▼

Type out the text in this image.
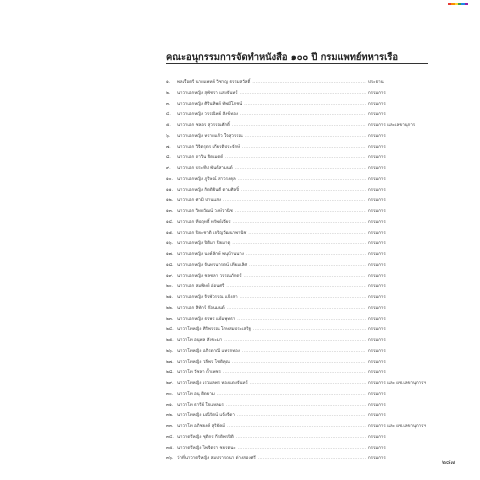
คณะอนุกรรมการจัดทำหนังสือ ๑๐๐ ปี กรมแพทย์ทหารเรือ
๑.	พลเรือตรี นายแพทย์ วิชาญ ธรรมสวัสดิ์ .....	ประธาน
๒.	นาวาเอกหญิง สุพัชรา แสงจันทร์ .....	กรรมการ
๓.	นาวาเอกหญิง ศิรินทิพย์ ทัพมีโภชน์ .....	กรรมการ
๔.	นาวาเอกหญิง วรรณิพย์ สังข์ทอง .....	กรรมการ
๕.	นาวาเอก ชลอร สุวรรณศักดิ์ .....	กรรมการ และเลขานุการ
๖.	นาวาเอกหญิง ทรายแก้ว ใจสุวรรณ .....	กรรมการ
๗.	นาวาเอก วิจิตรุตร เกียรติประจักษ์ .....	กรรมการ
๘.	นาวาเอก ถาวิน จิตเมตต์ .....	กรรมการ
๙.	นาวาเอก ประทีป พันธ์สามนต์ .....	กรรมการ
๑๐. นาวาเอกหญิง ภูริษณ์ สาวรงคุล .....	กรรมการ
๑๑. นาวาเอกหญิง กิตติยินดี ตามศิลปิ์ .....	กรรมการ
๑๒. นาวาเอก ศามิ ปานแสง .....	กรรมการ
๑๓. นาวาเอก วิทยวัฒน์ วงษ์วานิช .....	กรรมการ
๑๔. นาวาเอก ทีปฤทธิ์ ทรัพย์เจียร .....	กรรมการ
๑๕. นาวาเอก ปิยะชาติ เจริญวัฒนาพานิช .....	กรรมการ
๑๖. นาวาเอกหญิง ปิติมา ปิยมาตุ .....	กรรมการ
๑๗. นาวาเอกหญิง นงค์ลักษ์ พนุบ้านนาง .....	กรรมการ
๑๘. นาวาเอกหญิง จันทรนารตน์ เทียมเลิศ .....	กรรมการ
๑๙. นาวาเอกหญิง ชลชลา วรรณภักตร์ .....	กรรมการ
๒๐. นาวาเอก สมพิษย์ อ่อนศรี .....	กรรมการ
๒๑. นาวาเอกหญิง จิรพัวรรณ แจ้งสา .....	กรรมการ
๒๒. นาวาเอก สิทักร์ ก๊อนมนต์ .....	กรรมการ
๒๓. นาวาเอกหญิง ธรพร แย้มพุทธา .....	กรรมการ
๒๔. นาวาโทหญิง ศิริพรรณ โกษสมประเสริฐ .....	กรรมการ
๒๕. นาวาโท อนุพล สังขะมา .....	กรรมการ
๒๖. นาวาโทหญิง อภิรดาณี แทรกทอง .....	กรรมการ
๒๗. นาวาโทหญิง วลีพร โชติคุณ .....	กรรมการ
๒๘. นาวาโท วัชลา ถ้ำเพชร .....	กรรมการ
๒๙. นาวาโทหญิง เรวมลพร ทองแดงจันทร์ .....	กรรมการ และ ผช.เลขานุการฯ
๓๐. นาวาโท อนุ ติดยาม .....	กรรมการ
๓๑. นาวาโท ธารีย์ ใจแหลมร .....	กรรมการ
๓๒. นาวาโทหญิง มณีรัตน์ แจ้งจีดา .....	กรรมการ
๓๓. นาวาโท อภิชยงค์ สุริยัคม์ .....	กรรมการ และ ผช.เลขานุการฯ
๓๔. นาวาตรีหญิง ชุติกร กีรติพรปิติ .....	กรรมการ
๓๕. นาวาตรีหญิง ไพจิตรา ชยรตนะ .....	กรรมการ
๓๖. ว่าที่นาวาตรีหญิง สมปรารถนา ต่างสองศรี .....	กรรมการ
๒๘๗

▲
▼

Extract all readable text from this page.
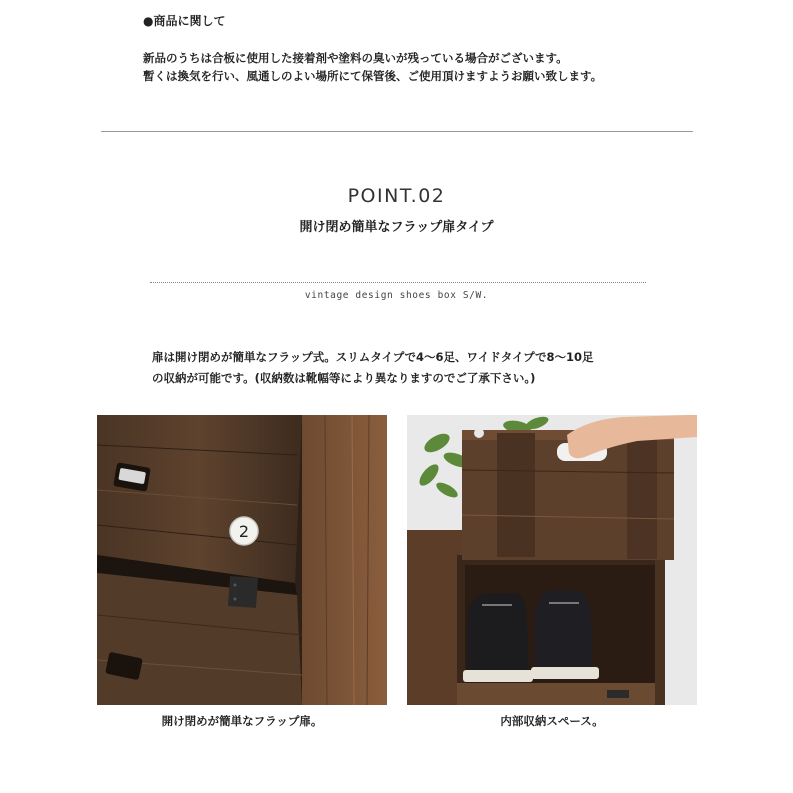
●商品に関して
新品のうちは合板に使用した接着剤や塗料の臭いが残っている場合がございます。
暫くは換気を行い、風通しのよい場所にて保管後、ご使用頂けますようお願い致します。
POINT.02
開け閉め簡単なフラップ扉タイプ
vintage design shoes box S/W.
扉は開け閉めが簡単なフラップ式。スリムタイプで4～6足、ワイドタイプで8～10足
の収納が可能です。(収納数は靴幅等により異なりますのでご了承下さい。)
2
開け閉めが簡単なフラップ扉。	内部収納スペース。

▲
▼

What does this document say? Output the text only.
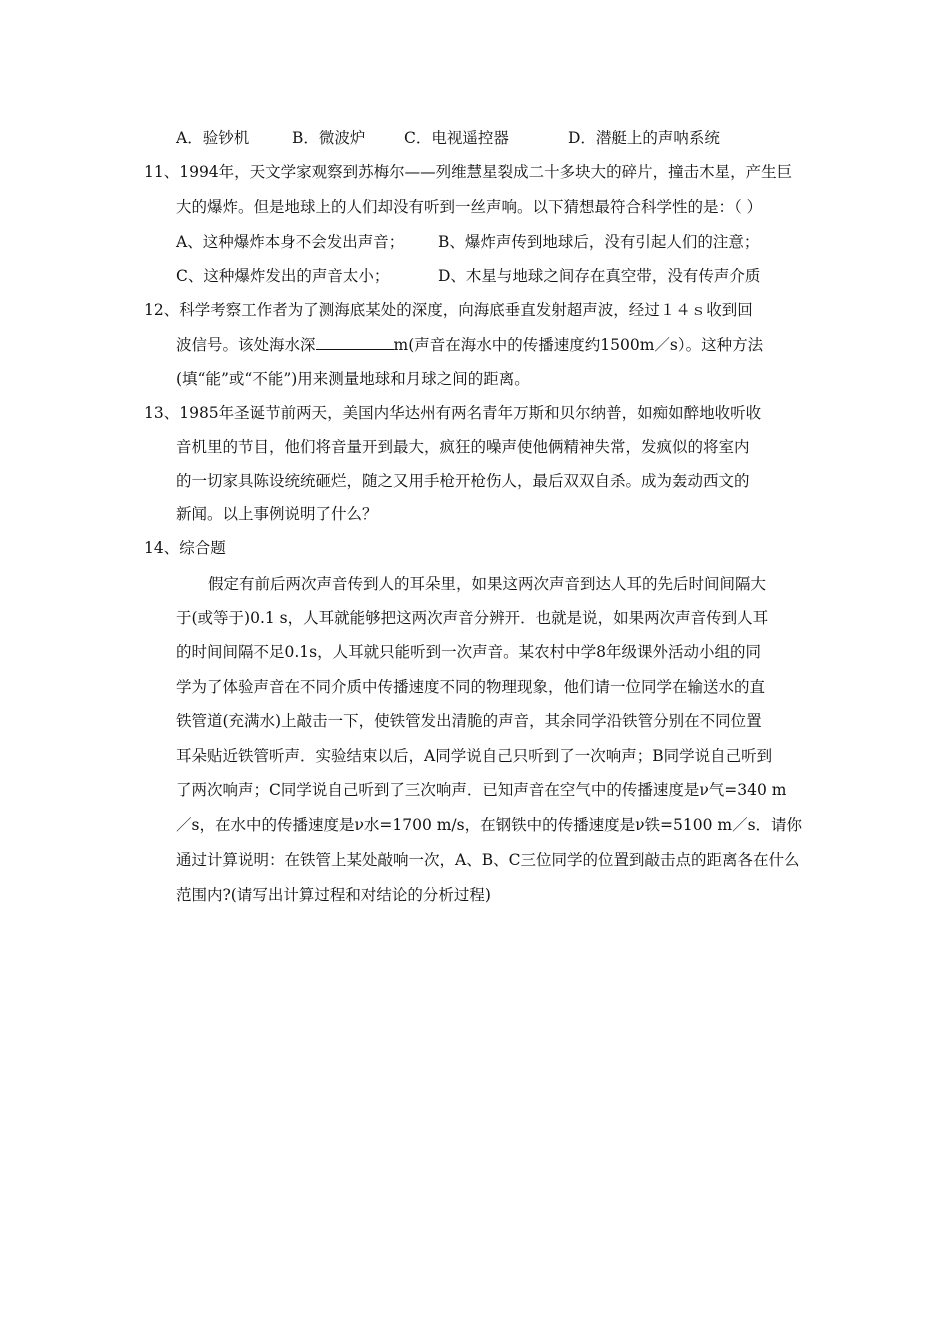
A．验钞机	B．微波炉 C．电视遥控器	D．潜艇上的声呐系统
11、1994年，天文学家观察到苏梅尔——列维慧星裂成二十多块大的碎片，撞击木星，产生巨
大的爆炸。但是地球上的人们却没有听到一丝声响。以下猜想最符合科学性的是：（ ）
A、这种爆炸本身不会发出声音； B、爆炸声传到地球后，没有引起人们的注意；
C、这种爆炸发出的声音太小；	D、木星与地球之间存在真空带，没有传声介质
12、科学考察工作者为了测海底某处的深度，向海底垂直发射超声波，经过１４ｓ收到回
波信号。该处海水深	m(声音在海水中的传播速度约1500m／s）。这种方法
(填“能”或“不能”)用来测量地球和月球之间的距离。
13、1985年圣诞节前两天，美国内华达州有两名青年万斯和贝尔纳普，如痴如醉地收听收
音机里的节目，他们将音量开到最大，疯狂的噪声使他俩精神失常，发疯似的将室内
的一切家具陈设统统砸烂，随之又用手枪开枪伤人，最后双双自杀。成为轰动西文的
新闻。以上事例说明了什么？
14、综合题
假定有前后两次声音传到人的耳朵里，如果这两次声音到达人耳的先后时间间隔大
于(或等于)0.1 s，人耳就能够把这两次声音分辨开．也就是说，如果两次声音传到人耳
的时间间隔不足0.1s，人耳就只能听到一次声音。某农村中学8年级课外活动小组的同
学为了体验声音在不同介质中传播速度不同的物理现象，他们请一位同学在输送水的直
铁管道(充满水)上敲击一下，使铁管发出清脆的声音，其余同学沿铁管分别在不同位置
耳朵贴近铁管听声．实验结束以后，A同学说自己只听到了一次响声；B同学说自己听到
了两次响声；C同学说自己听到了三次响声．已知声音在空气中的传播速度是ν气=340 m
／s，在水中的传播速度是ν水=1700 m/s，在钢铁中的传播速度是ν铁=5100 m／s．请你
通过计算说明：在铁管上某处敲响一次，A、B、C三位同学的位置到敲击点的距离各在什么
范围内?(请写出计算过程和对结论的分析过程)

▲

WRITTEN REQUEST
Tally the lines in these entries that have the string "นาวาตร" in them, then answer with the count and nothing else.

EXERCISE ANSWER
3